Data entries
.....
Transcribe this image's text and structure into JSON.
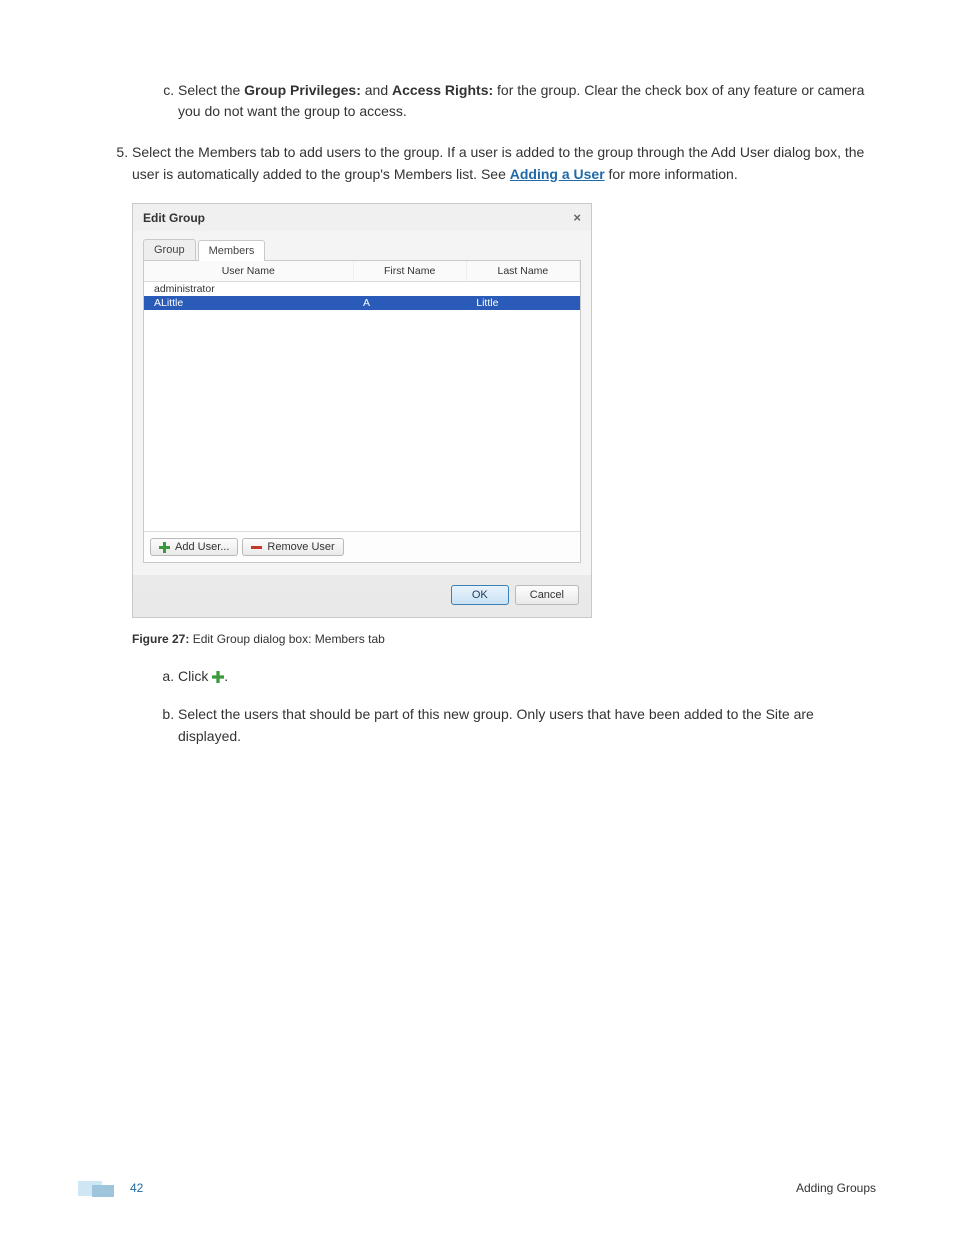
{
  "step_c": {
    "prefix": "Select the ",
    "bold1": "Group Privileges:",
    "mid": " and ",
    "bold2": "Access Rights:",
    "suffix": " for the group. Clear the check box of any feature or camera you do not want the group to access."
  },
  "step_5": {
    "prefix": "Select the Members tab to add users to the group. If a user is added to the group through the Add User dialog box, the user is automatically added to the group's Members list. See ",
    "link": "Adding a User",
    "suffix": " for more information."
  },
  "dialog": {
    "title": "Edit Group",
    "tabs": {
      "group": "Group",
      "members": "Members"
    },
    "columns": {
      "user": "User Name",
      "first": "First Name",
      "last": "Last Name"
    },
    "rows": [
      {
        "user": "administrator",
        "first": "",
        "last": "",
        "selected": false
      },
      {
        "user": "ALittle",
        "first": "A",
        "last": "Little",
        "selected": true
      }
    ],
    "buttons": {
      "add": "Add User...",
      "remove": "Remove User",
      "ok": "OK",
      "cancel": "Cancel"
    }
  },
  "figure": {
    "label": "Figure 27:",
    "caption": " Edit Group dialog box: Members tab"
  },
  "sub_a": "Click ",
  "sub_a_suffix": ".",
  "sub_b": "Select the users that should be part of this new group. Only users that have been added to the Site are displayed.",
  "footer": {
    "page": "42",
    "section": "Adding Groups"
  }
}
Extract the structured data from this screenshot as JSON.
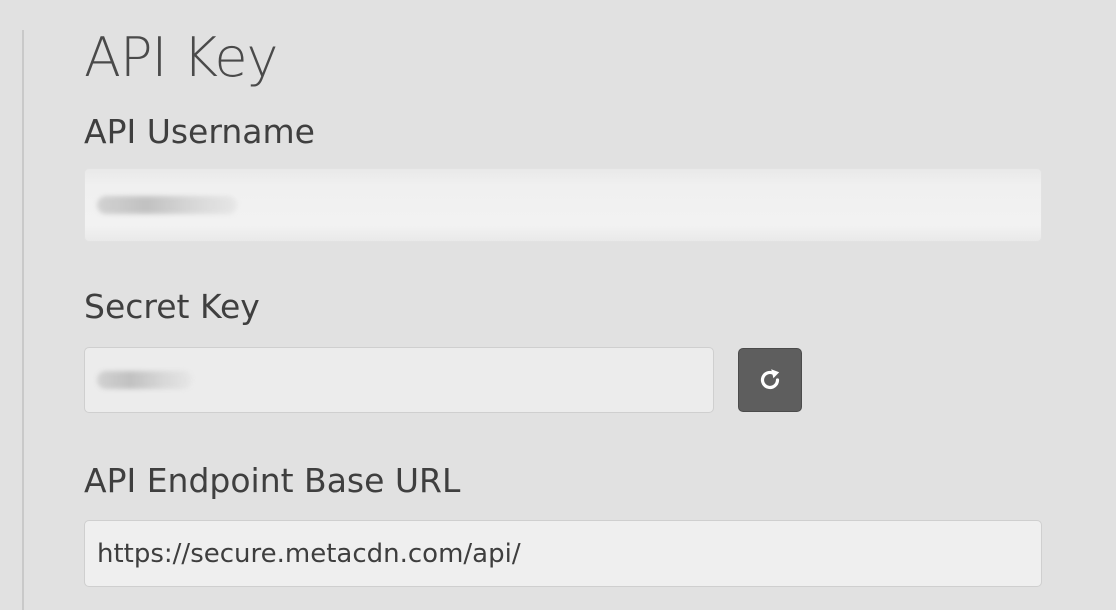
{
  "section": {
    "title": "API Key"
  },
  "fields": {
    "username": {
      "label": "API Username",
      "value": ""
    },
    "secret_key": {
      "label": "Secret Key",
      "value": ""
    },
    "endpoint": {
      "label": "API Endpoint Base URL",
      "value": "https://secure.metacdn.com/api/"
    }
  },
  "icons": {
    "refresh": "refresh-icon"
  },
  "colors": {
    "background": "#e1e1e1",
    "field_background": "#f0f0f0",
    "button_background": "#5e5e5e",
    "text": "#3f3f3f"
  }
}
.....
What to produce -> Copy every record above exactly, leaving out the pictures.

Result for this exercise ->
Transcribe this image's text and structure into JSON.
{
  "step_c": {
    "prefix": "Select the ",
    "bold1": "Group Privileges:",
    "mid": " and ",
    "bold2": "Access Rights:",
    "suffix": " for the group. Clear the check box of any feature or camera you do not want the group to access."
  },
  "step_5": {
    "prefix": "Select the Members tab to add users to the group. If a user is added to the group through the Add User dialog box, the user is automatically added to the group's Members list. See ",
    "link": "Adding a User",
    "suffix": " for more information."
  },
  "dialog": {
    "title": "Edit Group",
    "tabs": {
      "group": "Group",
      "members": "Members"
    },
    "columns": {
      "user": "User Name",
      "first": "First Name",
      "last": "Last Name"
    },
    "rows": [
      {
        "user": "administrator",
        "first": "",
        "last": "",
        "selected": false
      },
      {
        "user": "ALittle",
        "first": "A",
        "last": "Little",
        "selected": true
      }
    ],
    "buttons": {
      "add": "Add User...",
      "remove": "Remove User",
      "ok": "OK",
      "cancel": "Cancel"
    }
  },
  "figure": {
    "label": "Figure 27:",
    "caption": " Edit Group dialog box: Members tab"
  },
  "sub_a": "Click ",
  "sub_a_suffix": ".",
  "sub_b": "Select the users that should be part of this new group. Only users that have been added to the Site are displayed.",
  "footer": {
    "page": "42",
    "section": "Adding Groups"
  }
}
Extract the structured data from this screenshot as JSON.
{
  "section": {
    "title": "API Key"
  },
  "fields": {
    "username": {
      "label": "API Username",
      "value": ""
    },
    "secret_key": {
      "label": "Secret Key",
      "value": ""
    },
    "endpoint": {
      "label": "API Endpoint Base URL",
      "value": "https://secure.metacdn.com/api/"
    }
  },
  "icons": {
    "refresh": "refresh-icon"
  },
  "colors": {
    "background": "#e1e1e1",
    "field_background": "#f0f0f0",
    "button_background": "#5e5e5e",
    "text": "#3f3f3f"
  }
}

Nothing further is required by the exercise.